[Figure record listings]
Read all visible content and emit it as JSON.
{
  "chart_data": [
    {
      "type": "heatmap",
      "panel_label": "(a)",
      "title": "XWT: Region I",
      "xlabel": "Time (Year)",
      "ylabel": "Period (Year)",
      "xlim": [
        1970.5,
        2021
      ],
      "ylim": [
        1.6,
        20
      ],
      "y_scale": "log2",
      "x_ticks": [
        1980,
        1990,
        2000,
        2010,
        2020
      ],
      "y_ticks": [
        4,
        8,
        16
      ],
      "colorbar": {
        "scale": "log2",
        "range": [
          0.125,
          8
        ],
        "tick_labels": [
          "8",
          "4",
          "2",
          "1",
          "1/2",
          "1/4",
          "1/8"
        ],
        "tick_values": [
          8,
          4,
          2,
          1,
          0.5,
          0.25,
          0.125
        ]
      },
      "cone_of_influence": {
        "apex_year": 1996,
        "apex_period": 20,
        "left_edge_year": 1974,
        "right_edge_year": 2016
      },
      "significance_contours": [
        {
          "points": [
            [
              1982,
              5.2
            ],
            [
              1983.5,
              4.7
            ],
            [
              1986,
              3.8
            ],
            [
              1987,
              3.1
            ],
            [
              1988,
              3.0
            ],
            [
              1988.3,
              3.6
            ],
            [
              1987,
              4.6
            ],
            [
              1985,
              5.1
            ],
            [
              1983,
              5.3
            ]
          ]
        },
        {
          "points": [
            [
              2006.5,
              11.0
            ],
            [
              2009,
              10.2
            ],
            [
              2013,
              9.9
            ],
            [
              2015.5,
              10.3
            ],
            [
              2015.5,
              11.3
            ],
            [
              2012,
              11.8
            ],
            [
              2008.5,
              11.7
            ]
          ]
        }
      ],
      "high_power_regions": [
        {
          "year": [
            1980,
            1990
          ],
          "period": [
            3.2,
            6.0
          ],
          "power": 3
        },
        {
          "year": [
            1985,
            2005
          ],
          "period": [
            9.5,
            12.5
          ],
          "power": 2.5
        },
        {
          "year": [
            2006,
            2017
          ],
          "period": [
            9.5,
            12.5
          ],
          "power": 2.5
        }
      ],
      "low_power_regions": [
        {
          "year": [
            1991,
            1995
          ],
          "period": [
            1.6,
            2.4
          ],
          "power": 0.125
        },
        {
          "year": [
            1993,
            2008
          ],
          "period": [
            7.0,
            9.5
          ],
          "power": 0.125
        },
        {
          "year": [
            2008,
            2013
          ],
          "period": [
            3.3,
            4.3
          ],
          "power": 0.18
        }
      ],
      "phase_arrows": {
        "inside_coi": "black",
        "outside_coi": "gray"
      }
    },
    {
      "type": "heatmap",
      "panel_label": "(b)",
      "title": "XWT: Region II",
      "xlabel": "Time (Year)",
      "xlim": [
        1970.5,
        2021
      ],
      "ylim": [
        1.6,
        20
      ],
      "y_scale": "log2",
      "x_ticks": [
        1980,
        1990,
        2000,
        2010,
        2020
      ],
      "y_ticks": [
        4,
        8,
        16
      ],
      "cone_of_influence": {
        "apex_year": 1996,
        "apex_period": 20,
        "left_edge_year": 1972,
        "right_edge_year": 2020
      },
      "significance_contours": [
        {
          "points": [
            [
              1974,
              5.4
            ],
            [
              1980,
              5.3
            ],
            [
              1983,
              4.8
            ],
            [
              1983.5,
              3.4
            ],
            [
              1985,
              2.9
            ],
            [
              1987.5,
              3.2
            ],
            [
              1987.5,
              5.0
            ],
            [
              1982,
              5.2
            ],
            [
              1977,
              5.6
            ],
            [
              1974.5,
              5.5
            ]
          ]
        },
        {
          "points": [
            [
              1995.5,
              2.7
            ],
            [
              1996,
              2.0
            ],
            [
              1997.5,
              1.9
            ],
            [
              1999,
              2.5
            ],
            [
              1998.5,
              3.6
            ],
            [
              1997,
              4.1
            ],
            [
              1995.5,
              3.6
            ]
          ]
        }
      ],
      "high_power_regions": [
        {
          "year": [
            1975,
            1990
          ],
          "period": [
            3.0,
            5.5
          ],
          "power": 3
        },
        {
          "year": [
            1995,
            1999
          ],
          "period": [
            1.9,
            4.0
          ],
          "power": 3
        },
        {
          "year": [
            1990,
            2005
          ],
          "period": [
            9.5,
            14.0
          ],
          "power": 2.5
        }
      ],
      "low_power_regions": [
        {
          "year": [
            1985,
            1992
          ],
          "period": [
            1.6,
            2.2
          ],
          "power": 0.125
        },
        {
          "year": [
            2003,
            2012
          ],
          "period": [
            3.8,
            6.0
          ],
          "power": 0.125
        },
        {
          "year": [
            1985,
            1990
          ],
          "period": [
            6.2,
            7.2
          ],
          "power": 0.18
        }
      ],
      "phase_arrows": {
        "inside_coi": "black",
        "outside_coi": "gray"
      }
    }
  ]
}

▸ What to work on
Write the data from above out again, exactly.

▸ Answer to the problem
Read all visible content and emit it as JSON.
{
  "chart_data": [
    {
      "type": "heatmap",
      "panel_label": "(a)",
      "title": "XWT: Region I",
      "xlabel": "Time (Year)",
      "ylabel": "Period (Year)",
      "xlim": [
        1970.5,
        2021
      ],
      "ylim": [
        1.6,
        20
      ],
      "y_scale": "log2",
      "x_ticks": [
        1980,
        1990,
        2000,
        2010,
        2020
      ],
      "y_ticks": [
        4,
        8,
        16
      ],
      "colorbar": {
        "scale": "log2",
        "range": [
          0.125,
          8
        ],
        "tick_labels": [
          "8",
          "4",
          "2",
          "1",
          "1/2",
          "1/4",
          "1/8"
        ],
        "tick_values": [
          8,
          4,
          2,
          1,
          0.5,
          0.25,
          0.125
        ]
      },
      "cone_of_influence": {
        "apex_year": 1996,
        "apex_period": 20,
        "left_edge_year": 1974,
        "right_edge_year": 2016
      },
      "significance_contours": [
        {
          "points": [
            [
              1982,
              5.2
            ],
            [
              1983.5,
              4.7
            ],
            [
              1986,
              3.8
            ],
            [
              1987,
              3.1
            ],
            [
              1988,
              3.0
            ],
            [
              1988.3,
              3.6
            ],
            [
              1987,
              4.6
            ],
            [
              1985,
              5.1
            ],
            [
              1983,
              5.3
            ]
          ]
        },
        {
          "points": [
            [
              2006.5,
              11.0
            ],
            [
              2009,
              10.2
            ],
            [
              2013,
              9.9
            ],
            [
              2015.5,
              10.3
            ],
            [
              2015.5,
              11.3
            ],
            [
              2012,
              11.8
            ],
            [
              2008.5,
              11.7
            ]
          ]
        }
      ],
      "high_power_regions": [
        {
          "year": [
            1980,
            1990
          ],
          "period": [
            3.2,
            6.0
          ],
          "power": 3
        },
        {
          "year": [
            1985,
            2005
          ],
          "period": [
            9.5,
            12.5
          ],
          "power": 2.5
        },
        {
          "year": [
            2006,
            2017
          ],
          "period": [
            9.5,
            12.5
          ],
          "power": 2.5
        }
      ],
      "low_power_regions": [
        {
          "year": [
            1991,
            1995
          ],
          "period": [
            1.6,
            2.4
          ],
          "power": 0.125
        },
        {
          "year": [
            1993,
            2008
          ],
          "period": [
            7.0,
            9.5
          ],
          "power": 0.125
        },
        {
          "year": [
            2008,
            2013
          ],
          "period": [
            3.3,
            4.3
          ],
          "power": 0.18
        }
      ],
      "phase_arrows": {
        "inside_coi": "black",
        "outside_coi": "gray"
      }
    },
    {
      "type": "heatmap",
      "panel_label": "(b)",
      "title": "XWT: Region II",
      "xlabel": "Time (Year)",
      "xlim": [
        1970.5,
        2021
      ],
      "ylim": [
        1.6,
        20
      ],
      "y_scale": "log2",
      "x_ticks": [
        1980,
        1990,
        2000,
        2010,
        2020
      ],
      "y_ticks": [
        4,
        8,
        16
      ],
      "cone_of_influence": {
        "apex_year": 1996,
        "apex_period": 20,
        "left_edge_year": 1972,
        "right_edge_year": 2020
      },
      "significance_contours": [
        {
          "points": [
            [
              1974,
              5.4
            ],
            [
              1980,
              5.3
            ],
            [
              1983,
              4.8
            ],
            [
              1983.5,
              3.4
            ],
            [
              1985,
              2.9
            ],
            [
              1987.5,
              3.2
            ],
            [
              1987.5,
              5.0
            ],
            [
              1982,
              5.2
            ],
            [
              1977,
              5.6
            ],
            [
              1974.5,
              5.5
            ]
          ]
        },
        {
          "points": [
            [
              1995.5,
              2.7
            ],
            [
              1996,
              2.0
            ],
            [
              1997.5,
              1.9
            ],
            [
              1999,
              2.5
            ],
            [
              1998.5,
              3.6
            ],
            [
              1997,
              4.1
            ],
            [
              1995.5,
              3.6
            ]
          ]
        }
      ],
      "high_power_regions": [
        {
          "year": [
            1975,
            1990
          ],
          "period": [
            3.0,
            5.5
          ],
          "power": 3
        },
        {
          "year": [
            1995,
            1999
          ],
          "period": [
            1.9,
            4.0
          ],
          "power": 3
        },
        {
          "year": [
            1990,
            2005
          ],
          "period": [
            9.5,
            14.0
          ],
          "power": 2.5
        }
      ],
      "low_power_regions": [
        {
          "year": [
            1985,
            1992
          ],
          "period": [
            1.6,
            2.2
          ],
          "power": 0.125
        },
        {
          "year": [
            2003,
            2012
          ],
          "period": [
            3.8,
            6.0
          ],
          "power": 0.125
        },
        {
          "year": [
            1985,
            1990
          ],
          "period": [
            6.2,
            7.2
          ],
          "power": 0.18
        }
      ],
      "phase_arrows": {
        "inside_coi": "black",
        "outside_coi": "gray"
      }
    }
  ]
}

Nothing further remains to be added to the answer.